:: Provided records
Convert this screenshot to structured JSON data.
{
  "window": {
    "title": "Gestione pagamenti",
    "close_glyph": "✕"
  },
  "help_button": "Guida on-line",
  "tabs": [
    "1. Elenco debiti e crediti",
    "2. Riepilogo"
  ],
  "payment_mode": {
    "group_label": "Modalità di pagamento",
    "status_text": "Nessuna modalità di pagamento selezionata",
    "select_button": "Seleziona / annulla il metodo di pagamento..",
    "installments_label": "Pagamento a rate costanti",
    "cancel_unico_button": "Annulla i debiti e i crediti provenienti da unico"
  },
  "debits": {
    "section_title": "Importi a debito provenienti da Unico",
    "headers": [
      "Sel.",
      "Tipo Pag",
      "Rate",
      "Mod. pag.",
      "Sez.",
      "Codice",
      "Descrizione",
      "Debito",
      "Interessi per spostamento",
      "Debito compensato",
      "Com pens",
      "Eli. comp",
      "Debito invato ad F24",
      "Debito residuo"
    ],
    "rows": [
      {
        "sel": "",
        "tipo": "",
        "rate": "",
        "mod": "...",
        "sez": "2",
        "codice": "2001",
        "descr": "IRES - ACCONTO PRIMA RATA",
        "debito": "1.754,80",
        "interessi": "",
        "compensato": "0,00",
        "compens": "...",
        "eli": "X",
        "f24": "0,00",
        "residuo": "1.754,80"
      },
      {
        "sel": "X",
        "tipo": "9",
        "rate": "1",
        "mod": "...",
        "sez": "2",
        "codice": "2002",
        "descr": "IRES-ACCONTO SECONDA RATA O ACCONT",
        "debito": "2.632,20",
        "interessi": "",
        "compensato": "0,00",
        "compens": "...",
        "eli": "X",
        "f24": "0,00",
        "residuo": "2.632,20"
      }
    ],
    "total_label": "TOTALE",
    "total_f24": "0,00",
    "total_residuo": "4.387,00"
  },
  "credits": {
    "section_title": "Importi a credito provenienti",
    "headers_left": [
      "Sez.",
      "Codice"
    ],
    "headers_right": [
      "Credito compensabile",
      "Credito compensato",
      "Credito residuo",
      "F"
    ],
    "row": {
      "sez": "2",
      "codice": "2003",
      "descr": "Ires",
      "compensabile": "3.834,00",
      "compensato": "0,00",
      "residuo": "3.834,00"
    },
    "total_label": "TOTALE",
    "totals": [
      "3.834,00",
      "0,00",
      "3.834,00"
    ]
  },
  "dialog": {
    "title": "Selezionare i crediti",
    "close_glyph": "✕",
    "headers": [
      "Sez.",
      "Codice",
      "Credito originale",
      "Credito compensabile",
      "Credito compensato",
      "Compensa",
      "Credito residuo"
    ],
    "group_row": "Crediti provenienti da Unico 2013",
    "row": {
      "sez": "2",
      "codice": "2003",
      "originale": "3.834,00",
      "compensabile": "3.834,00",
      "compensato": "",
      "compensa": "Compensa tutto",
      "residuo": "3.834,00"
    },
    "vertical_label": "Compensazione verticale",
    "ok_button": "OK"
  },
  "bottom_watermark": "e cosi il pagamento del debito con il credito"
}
::::
_What is required_:
Reproduce every line from the entries that holds the word "ACCONTO".

_Task response_:
        "descr": "IRES - ACCONTO PRIMA RATA",
        "descr": "IRES-ACCONTO SECONDA RATA O ACCONT",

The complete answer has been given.